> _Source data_
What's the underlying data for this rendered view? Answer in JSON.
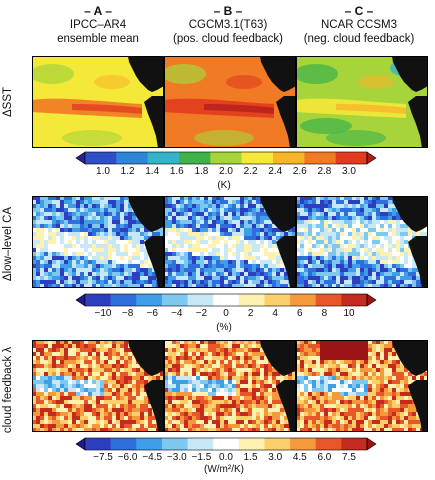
{
  "columns": [
    {
      "letter": "– A –",
      "line1": "IPCC–AR4",
      "line2": "ensemble mean"
    },
    {
      "letter": "– B –",
      "line1": "CGCM3.1(T63)",
      "line2": "(pos. cloud feedback)"
    },
    {
      "letter": "– C –",
      "line1": "NCAR CCSM3",
      "line2": "(neg. cloud feedback)"
    }
  ],
  "rows": [
    {
      "label": "ΔSST",
      "unit": "(K)",
      "ticks": [
        "1.0",
        "1.2",
        "1.4",
        "1.6",
        "1.8",
        "2.0",
        "2.2",
        "2.4",
        "2.6",
        "2.8",
        "3.0"
      ],
      "colors": [
        "#2a1f8f",
        "#2f4fc6",
        "#2e86d8",
        "#35b3c9",
        "#3fb24b",
        "#a6d43a",
        "#f4e838",
        "#f7b52c",
        "#f17a25",
        "#e23b1f",
        "#b41b1b"
      ]
    },
    {
      "label": "Δlow–level CA",
      "unit": "(%)",
      "ticks": [
        "−10",
        "−8",
        "−6",
        "−4",
        "−2",
        "0",
        "2",
        "4",
        "6",
        "8",
        "10"
      ],
      "colors": [
        "#231a8a",
        "#2d3fc0",
        "#2f6fdc",
        "#3f9ee8",
        "#7cc8f0",
        "#c8e8f7",
        "#ffffff",
        "#fff1b0",
        "#fbcf6a",
        "#f59a3c",
        "#e8572a",
        "#c52a1e",
        "#9b1313"
      ]
    },
    {
      "label": "cloud feedback λ",
      "unit": "(W/m²/K)",
      "ticks": [
        "−7.5",
        "−6.0",
        "−4.5",
        "−3.0",
        "−1.5",
        "0.0",
        "1.5",
        "3.0",
        "4.5",
        "6.0",
        "7.5"
      ],
      "colors": [
        "#231a8a",
        "#2d3fc0",
        "#2f6fdc",
        "#3f9ee8",
        "#7cc8f0",
        "#c8e8f7",
        "#ffffff",
        "#fff1b0",
        "#fbcf6a",
        "#f59a3c",
        "#e8572a",
        "#c52a1e",
        "#9b1313"
      ]
    }
  ],
  "palette": {
    "land": "#111111",
    "sst_base": "#f2d63a",
    "ca_base": "#6aa6dd"
  }
}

> _Brief_
Quote the preceding listing precisely and completely, omitting its images.

> _Full response_
What's the underlying data for this rendered view? Answer in JSON.
{
  "columns": [
    {
      "letter": "– A –",
      "line1": "IPCC–AR4",
      "line2": "ensemble mean"
    },
    {
      "letter": "– B –",
      "line1": "CGCM3.1(T63)",
      "line2": "(pos. cloud feedback)"
    },
    {
      "letter": "– C –",
      "line1": "NCAR CCSM3",
      "line2": "(neg. cloud feedback)"
    }
  ],
  "rows": [
    {
      "label": "ΔSST",
      "unit": "(K)",
      "ticks": [
        "1.0",
        "1.2",
        "1.4",
        "1.6",
        "1.8",
        "2.0",
        "2.2",
        "2.4",
        "2.6",
        "2.8",
        "3.0"
      ],
      "colors": [
        "#2a1f8f",
        "#2f4fc6",
        "#2e86d8",
        "#35b3c9",
        "#3fb24b",
        "#a6d43a",
        "#f4e838",
        "#f7b52c",
        "#f17a25",
        "#e23b1f",
        "#b41b1b"
      ]
    },
    {
      "label": "Δlow–level CA",
      "unit": "(%)",
      "ticks": [
        "−10",
        "−8",
        "−6",
        "−4",
        "−2",
        "0",
        "2",
        "4",
        "6",
        "8",
        "10"
      ],
      "colors": [
        "#231a8a",
        "#2d3fc0",
        "#2f6fdc",
        "#3f9ee8",
        "#7cc8f0",
        "#c8e8f7",
        "#ffffff",
        "#fff1b0",
        "#fbcf6a",
        "#f59a3c",
        "#e8572a",
        "#c52a1e",
        "#9b1313"
      ]
    },
    {
      "label": "cloud feedback λ",
      "unit": "(W/m²/K)",
      "ticks": [
        "−7.5",
        "−6.0",
        "−4.5",
        "−3.0",
        "−1.5",
        "0.0",
        "1.5",
        "3.0",
        "4.5",
        "6.0",
        "7.5"
      ],
      "colors": [
        "#231a8a",
        "#2d3fc0",
        "#2f6fdc",
        "#3f9ee8",
        "#7cc8f0",
        "#c8e8f7",
        "#ffffff",
        "#fff1b0",
        "#fbcf6a",
        "#f59a3c",
        "#e8572a",
        "#c52a1e",
        "#9b1313"
      ]
    }
  ],
  "palette": {
    "land": "#111111",
    "sst_base": "#f2d63a",
    "ca_base": "#6aa6dd"
  }
}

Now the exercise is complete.